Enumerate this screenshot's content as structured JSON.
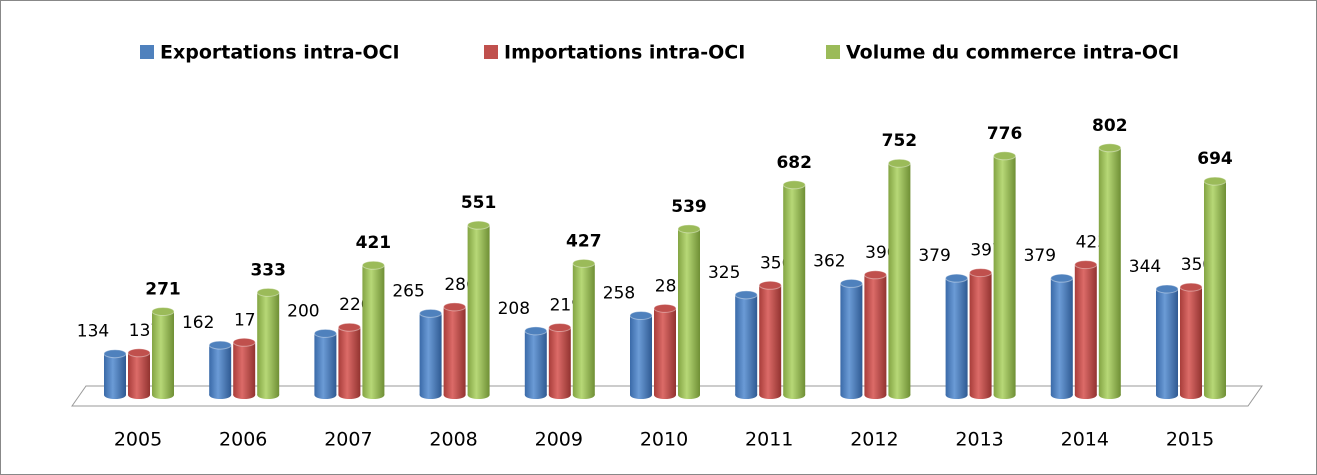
{
  "chart_data": {
    "type": "bar3d",
    "categories": [
      "2005",
      "2006",
      "2007",
      "2008",
      "2009",
      "2010",
      "2011",
      "2012",
      "2013",
      "2014",
      "2015"
    ],
    "series": [
      {
        "name": "Exportations intra-OCI",
        "color": "#4f81bd",
        "values": [
          134,
          162,
          200,
          265,
          208,
          258,
          325,
          362,
          379,
          379,
          344
        ]
      },
      {
        "name": "Importations intra-OCI",
        "color": "#c0504d",
        "values": [
          137,
          171,
          220,
          286,
          219,
          281,
          356,
          390,
          397,
          423,
          350
        ]
      },
      {
        "name": "Volume du commerce intra-OCI",
        "color": "#9bbb59",
        "values": [
          271,
          333,
          421,
          551,
          427,
          539,
          682,
          752,
          776,
          802,
          694
        ]
      }
    ],
    "ylim": [
      0,
      850
    ],
    "legend": "top"
  }
}
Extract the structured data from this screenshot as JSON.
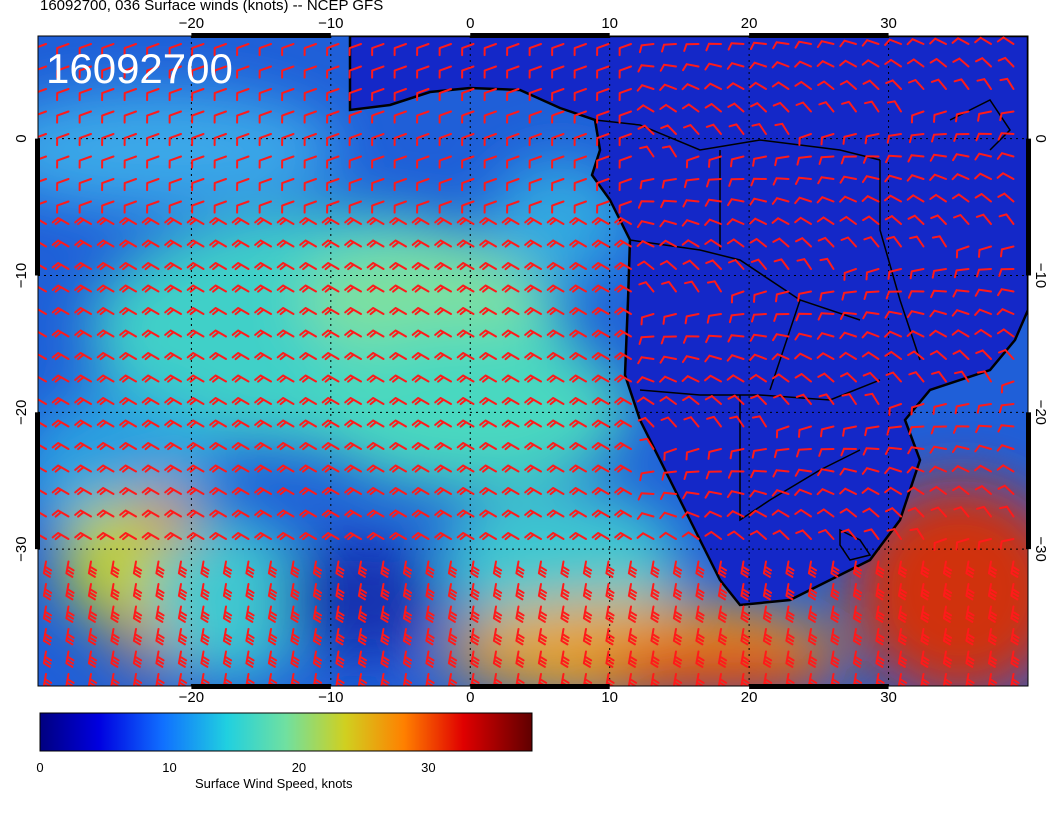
{
  "title": "16092700, 036 Surface winds (knots) -- NCEP GFS",
  "stamp": "16092700",
  "map": {
    "lon_range": [
      -31,
      40
    ],
    "lat_range": [
      -40,
      7.5
    ],
    "lon_ticks": [
      "−20",
      "−10",
      "0",
      "10",
      "20",
      "30"
    ],
    "lat_ticks": [
      "0",
      "−10",
      "−20",
      "−30"
    ],
    "grid": "dotted",
    "barb_color": "#ff0000"
  },
  "colorbar": {
    "title": "Surface Wind Speed, knots",
    "ticks": [
      "0",
      "10",
      "20",
      "30"
    ],
    "range": [
      0,
      38
    ]
  }
}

§

- _WHAT THE TASK REQUIRES_
Copy exactly the lines from the line containing "Extract the structured" through the last line of the records above, both included, and leave out any pictures.

- _WRITTEN RESPONSE_
Extract the structured data from this screenshot as JSON.
{
  "title": "16092700, 036 Surface winds (knots) -- NCEP GFS",
  "stamp": "16092700",
  "map": {
    "lon_range": [
      -31,
      40
    ],
    "lat_range": [
      -40,
      7.5
    ],
    "lon_ticks": [
      "−20",
      "−10",
      "0",
      "10",
      "20",
      "30"
    ],
    "lat_ticks": [
      "0",
      "−10",
      "−20",
      "−30"
    ],
    "grid": "dotted",
    "barb_color": "#ff0000"
  },
  "colorbar": {
    "title": "Surface Wind Speed, knots",
    "ticks": [
      "0",
      "10",
      "20",
      "30"
    ],
    "range": [
      0,
      38
    ]
  }
}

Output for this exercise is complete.